## Start Rows
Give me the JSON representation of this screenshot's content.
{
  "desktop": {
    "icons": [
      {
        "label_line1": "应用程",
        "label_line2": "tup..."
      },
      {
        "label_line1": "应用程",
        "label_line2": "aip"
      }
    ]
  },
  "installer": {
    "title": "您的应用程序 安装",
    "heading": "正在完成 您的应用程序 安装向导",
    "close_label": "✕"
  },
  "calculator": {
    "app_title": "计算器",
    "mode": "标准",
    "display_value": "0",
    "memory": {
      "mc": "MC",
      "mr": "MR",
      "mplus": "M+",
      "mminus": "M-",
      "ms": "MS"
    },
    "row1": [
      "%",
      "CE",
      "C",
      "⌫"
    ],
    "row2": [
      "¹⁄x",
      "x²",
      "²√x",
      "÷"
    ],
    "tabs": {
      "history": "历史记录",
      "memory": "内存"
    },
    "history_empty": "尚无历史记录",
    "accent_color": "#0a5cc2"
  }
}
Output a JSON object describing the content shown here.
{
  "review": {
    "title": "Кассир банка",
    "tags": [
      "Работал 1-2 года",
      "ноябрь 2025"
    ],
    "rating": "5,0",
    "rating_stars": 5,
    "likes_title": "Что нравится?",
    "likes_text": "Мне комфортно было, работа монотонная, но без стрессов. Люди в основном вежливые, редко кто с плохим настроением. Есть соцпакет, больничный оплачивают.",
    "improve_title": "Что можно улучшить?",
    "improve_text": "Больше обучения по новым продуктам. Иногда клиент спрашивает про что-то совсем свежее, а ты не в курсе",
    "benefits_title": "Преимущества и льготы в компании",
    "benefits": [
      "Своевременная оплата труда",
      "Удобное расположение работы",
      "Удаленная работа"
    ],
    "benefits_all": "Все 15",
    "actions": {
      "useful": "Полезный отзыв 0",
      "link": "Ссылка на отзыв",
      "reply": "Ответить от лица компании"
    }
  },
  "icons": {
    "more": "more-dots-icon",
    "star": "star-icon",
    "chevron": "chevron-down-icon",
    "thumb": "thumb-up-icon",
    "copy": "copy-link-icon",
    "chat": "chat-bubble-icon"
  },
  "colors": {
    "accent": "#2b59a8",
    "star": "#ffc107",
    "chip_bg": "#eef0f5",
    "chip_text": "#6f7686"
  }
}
## End Rows
## Start Rows
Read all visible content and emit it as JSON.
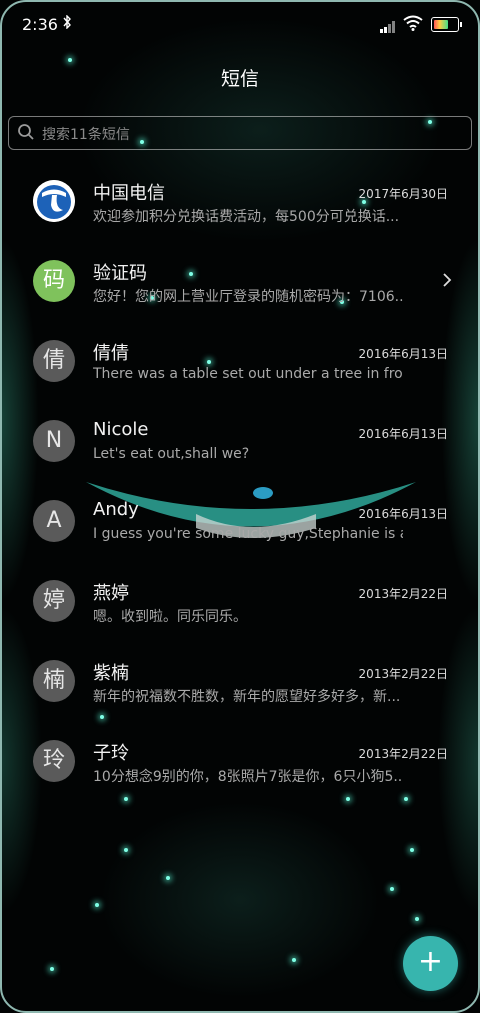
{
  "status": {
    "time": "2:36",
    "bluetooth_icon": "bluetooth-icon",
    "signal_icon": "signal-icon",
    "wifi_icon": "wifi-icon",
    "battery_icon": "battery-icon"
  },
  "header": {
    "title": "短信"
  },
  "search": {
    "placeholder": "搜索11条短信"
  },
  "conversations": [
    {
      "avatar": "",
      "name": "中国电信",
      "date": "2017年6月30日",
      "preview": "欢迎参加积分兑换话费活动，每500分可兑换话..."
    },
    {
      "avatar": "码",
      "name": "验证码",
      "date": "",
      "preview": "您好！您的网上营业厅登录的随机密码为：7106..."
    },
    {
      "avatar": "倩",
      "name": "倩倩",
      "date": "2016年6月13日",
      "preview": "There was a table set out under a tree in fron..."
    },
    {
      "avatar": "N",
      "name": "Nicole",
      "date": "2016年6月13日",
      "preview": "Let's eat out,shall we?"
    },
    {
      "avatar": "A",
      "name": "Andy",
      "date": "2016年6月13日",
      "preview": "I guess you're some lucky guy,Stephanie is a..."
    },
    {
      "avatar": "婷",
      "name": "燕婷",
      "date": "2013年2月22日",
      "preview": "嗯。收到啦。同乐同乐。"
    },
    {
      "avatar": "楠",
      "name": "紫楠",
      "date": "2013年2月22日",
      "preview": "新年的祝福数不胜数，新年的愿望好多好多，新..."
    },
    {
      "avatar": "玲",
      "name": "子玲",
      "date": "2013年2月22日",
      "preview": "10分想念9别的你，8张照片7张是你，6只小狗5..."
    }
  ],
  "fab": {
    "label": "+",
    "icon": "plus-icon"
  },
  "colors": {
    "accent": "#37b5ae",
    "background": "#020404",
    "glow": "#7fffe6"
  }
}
## End Rows
## Given exercise
For this exercise, gather every line of the data that contains the word "content".

## Answer to the exercise
Give me the JSON representation of this screenshot's content.
Output a JSON object describing the content shown here.
Read all visible content and emit it as JSON.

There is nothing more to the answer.